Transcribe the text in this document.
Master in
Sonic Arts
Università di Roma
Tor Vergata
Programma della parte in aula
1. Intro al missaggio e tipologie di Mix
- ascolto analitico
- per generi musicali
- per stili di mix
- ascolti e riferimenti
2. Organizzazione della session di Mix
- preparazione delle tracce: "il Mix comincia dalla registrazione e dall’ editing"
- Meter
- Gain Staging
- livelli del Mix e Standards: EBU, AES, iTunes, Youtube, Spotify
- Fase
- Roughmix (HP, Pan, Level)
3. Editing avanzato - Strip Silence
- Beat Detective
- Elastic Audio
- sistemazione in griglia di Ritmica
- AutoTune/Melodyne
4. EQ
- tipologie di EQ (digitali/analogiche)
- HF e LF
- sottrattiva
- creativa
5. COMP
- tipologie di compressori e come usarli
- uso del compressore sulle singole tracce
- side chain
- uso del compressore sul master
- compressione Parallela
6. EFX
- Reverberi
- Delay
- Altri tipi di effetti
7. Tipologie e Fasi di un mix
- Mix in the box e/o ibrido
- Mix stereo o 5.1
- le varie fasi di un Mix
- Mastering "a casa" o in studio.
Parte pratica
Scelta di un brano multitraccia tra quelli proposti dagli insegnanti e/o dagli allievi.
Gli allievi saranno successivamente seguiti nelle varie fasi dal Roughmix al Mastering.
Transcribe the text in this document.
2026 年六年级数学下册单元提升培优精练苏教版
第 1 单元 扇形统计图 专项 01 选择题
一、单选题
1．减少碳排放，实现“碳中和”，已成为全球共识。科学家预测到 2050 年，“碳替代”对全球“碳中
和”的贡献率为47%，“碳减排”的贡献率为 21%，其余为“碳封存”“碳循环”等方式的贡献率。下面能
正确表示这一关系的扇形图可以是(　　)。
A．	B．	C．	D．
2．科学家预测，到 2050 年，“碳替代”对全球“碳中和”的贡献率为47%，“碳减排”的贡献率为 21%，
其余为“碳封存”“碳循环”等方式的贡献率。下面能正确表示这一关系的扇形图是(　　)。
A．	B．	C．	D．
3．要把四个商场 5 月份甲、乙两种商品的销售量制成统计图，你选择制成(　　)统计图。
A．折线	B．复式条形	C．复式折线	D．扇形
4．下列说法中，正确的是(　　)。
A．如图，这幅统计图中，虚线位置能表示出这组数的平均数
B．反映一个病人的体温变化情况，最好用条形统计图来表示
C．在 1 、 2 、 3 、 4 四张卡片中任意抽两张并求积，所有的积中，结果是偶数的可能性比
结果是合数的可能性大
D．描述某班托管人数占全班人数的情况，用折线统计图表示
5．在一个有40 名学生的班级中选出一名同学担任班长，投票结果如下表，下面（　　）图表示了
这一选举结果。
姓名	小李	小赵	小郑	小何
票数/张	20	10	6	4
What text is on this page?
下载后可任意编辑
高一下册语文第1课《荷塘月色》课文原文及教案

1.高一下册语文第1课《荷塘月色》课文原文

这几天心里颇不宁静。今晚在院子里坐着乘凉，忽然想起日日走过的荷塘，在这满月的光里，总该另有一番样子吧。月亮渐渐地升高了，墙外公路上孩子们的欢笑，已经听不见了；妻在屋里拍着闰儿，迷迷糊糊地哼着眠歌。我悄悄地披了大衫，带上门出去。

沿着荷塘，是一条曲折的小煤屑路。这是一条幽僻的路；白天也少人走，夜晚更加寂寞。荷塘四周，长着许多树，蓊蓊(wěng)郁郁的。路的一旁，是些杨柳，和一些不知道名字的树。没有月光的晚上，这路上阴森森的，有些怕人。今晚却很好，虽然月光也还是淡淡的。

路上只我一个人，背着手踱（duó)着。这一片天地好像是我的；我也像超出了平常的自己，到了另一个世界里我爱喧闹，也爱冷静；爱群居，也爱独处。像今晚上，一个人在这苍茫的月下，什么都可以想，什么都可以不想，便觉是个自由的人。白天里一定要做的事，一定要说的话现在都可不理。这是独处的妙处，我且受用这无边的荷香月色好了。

## EXERCISE GOAL
The word "荷塘月色" may appear on some lines of these records; state how many such lines there are, and nothing else.

## ANSWER TO THIS EXERCISE
2